- **Instructions for the task**
Copy out all the entries word for word.

- **Supplied material**

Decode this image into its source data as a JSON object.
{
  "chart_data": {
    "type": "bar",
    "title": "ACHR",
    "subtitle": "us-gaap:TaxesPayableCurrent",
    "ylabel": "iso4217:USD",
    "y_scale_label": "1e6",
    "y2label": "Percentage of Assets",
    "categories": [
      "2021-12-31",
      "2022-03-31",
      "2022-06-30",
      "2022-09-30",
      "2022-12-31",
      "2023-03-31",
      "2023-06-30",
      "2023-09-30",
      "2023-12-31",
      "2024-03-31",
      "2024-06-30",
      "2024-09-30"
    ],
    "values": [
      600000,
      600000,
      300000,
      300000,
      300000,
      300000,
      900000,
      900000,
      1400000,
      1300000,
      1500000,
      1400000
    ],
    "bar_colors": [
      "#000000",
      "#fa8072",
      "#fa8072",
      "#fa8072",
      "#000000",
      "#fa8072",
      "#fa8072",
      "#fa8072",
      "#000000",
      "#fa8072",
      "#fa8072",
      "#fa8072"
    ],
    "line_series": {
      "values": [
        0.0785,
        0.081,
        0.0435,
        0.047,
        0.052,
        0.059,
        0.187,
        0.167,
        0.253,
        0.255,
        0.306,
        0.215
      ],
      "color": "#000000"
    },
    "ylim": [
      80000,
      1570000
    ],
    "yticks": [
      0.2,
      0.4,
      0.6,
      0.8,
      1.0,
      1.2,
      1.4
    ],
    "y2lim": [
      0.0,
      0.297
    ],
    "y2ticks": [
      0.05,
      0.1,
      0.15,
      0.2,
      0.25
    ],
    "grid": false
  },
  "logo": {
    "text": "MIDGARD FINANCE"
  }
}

- **Result below**
Decode this image into its source data as a JSON object.
{
  "chart_data": {
    "type": "bar",
    "title": "ACHR",
    "subtitle": "us-gaap:TaxesPayableCurrent",
    "ylabel": "iso4217:USD",
    "y_scale_label": "1e6",
    "y2label": "Percentage of Assets",
    "categories": [
      "2021-12-31",
      "2022-03-31",
      "2022-06-30",
      "2022-09-30",
      "2022-12-31",
      "2023-03-31",
      "2023-06-30",
      "2023-09-30",
      "2023-12-31",
      "2024-03-31",
      "2024-06-30",
      "2024-09-30"
    ],
    "values": [
      600000,
      600000,
      300000,
      300000,
      300000,
      300000,
      900000,
      900000,
      1400000,
      1300000,
      1500000,
      1400000
    ],
    "bar_colors": [
      "#000000",
      "#fa8072",
      "#fa8072",
      "#fa8072",
      "#000000",
      "#fa8072",
      "#fa8072",
      "#fa8072",
      "#000000",
      "#fa8072",
      "#fa8072",
      "#fa8072"
    ],
    "line_series": {
      "values": [
        0.0785,
        0.081,
        0.0435,
        0.047,
        0.052,
        0.059,
        0.187,
        0.167,
        0.253,
        0.255,
        0.306,
        0.215
      ],
      "color": "#000000"
    },
    "ylim": [
      80000,
      1570000
    ],
    "yticks": [
      0.2,
      0.4,
      0.6,
      0.8,
      1.0,
      1.2,
      1.4
    ],
    "y2lim": [
      0.0,
      0.297
    ],
    "y2ticks": [
      0.05,
      0.1,
      0.15,
      0.2,
      0.25
    ],
    "grid": false
  },
  "logo": {
    "text": "MIDGARD FINANCE"
  }
}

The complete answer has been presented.